**DATA PROVIDED**.
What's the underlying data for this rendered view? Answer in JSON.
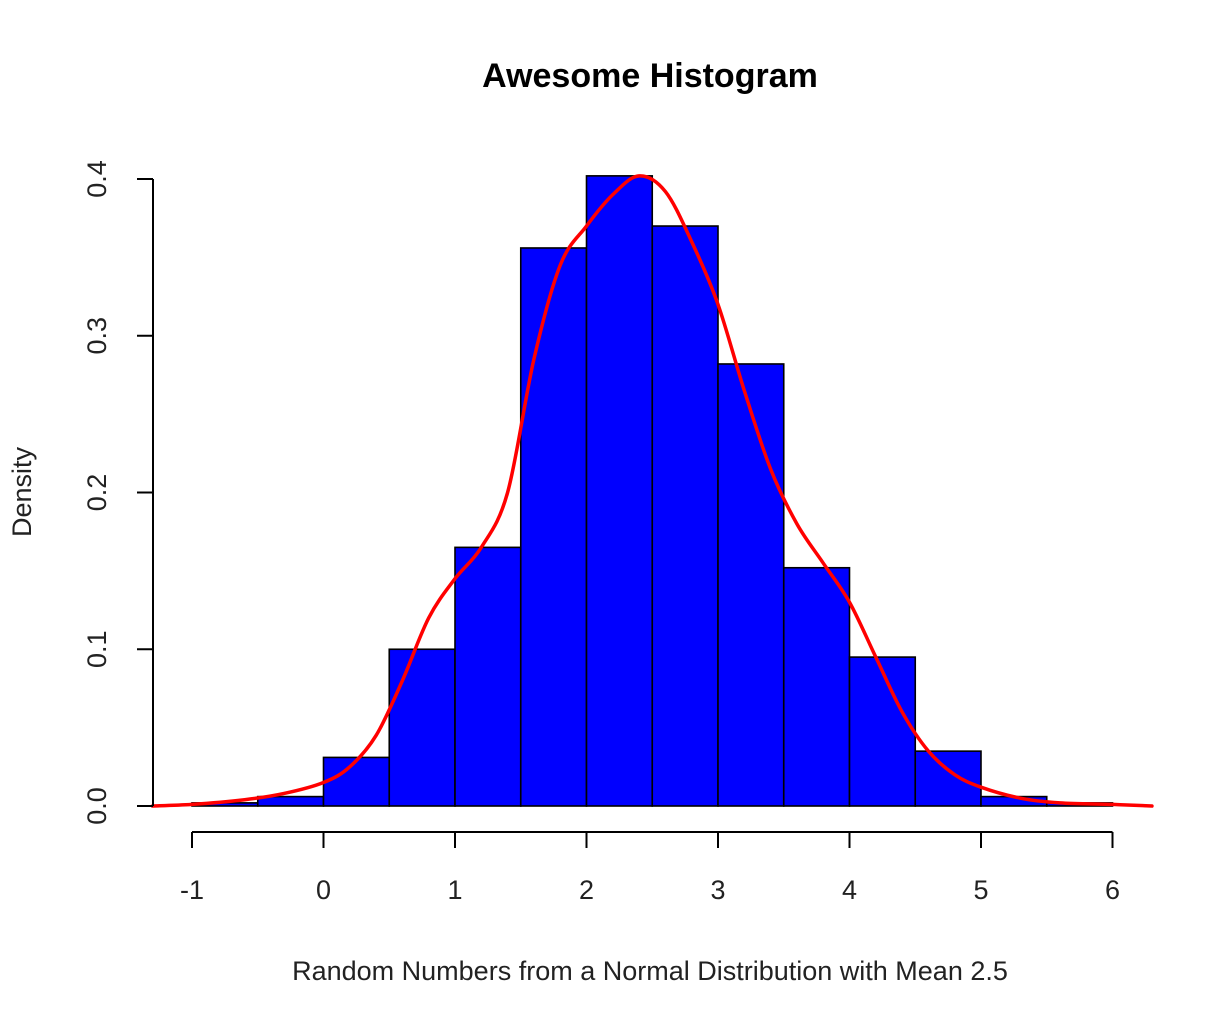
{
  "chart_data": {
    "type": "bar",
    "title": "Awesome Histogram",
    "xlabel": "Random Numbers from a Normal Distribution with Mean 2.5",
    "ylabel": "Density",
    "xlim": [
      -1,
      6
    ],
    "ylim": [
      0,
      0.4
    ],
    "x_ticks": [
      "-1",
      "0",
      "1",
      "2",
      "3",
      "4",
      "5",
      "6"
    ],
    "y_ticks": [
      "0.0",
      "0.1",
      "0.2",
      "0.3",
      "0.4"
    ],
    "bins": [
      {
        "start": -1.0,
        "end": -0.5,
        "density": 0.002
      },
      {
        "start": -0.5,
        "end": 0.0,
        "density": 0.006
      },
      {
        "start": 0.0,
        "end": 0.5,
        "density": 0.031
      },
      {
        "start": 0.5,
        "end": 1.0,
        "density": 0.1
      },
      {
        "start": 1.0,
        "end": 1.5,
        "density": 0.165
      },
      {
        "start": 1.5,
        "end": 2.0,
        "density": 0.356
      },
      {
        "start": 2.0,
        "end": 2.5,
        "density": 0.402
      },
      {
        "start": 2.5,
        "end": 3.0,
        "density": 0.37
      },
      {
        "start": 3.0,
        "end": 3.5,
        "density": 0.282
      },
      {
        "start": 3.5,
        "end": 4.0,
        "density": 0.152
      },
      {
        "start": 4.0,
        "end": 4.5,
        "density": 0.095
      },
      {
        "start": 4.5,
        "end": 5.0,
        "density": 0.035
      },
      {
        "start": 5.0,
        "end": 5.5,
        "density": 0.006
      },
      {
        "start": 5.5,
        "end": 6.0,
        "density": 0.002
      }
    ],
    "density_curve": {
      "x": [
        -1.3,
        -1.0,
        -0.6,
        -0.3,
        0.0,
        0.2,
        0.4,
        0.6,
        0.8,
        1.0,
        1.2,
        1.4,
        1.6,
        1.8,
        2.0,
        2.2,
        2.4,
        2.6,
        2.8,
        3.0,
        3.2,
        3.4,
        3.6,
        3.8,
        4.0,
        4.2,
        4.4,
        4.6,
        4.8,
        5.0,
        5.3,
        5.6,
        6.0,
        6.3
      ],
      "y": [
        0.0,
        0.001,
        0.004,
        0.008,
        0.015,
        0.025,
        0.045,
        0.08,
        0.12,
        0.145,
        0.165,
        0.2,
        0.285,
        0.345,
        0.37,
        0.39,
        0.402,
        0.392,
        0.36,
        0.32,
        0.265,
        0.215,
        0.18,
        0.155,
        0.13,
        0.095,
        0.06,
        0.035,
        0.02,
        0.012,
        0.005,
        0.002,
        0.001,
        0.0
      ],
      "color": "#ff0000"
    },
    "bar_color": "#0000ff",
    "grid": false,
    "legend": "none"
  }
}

**WHAT IS REQUIRED**. Take the entries shown above and quote them verbatim, passing over the pictures.

**COMPLETED TASK**.
What's the underlying data for this rendered view? Answer in JSON.
{
  "chart_data": {
    "type": "bar",
    "title": "Awesome Histogram",
    "xlabel": "Random Numbers from a Normal Distribution with Mean 2.5",
    "ylabel": "Density",
    "xlim": [
      -1,
      6
    ],
    "ylim": [
      0,
      0.4
    ],
    "x_ticks": [
      "-1",
      "0",
      "1",
      "2",
      "3",
      "4",
      "5",
      "6"
    ],
    "y_ticks": [
      "0.0",
      "0.1",
      "0.2",
      "0.3",
      "0.4"
    ],
    "bins": [
      {
        "start": -1.0,
        "end": -0.5,
        "density": 0.002
      },
      {
        "start": -0.5,
        "end": 0.0,
        "density": 0.006
      },
      {
        "start": 0.0,
        "end": 0.5,
        "density": 0.031
      },
      {
        "start": 0.5,
        "end": 1.0,
        "density": 0.1
      },
      {
        "start": 1.0,
        "end": 1.5,
        "density": 0.165
      },
      {
        "start": 1.5,
        "end": 2.0,
        "density": 0.356
      },
      {
        "start": 2.0,
        "end": 2.5,
        "density": 0.402
      },
      {
        "start": 2.5,
        "end": 3.0,
        "density": 0.37
      },
      {
        "start": 3.0,
        "end": 3.5,
        "density": 0.282
      },
      {
        "start": 3.5,
        "end": 4.0,
        "density": 0.152
      },
      {
        "start": 4.0,
        "end": 4.5,
        "density": 0.095
      },
      {
        "start": 4.5,
        "end": 5.0,
        "density": 0.035
      },
      {
        "start": 5.0,
        "end": 5.5,
        "density": 0.006
      },
      {
        "start": 5.5,
        "end": 6.0,
        "density": 0.002
      }
    ],
    "density_curve": {
      "x": [
        -1.3,
        -1.0,
        -0.6,
        -0.3,
        0.0,
        0.2,
        0.4,
        0.6,
        0.8,
        1.0,
        1.2,
        1.4,
        1.6,
        1.8,
        2.0,
        2.2,
        2.4,
        2.6,
        2.8,
        3.0,
        3.2,
        3.4,
        3.6,
        3.8,
        4.0,
        4.2,
        4.4,
        4.6,
        4.8,
        5.0,
        5.3,
        5.6,
        6.0,
        6.3
      ],
      "y": [
        0.0,
        0.001,
        0.004,
        0.008,
        0.015,
        0.025,
        0.045,
        0.08,
        0.12,
        0.145,
        0.165,
        0.2,
        0.285,
        0.345,
        0.37,
        0.39,
        0.402,
        0.392,
        0.36,
        0.32,
        0.265,
        0.215,
        0.18,
        0.155,
        0.13,
        0.095,
        0.06,
        0.035,
        0.02,
        0.012,
        0.005,
        0.002,
        0.001,
        0.0
      ],
      "color": "#ff0000"
    },
    "bar_color": "#0000ff",
    "grid": false,
    "legend": "none"
  }
}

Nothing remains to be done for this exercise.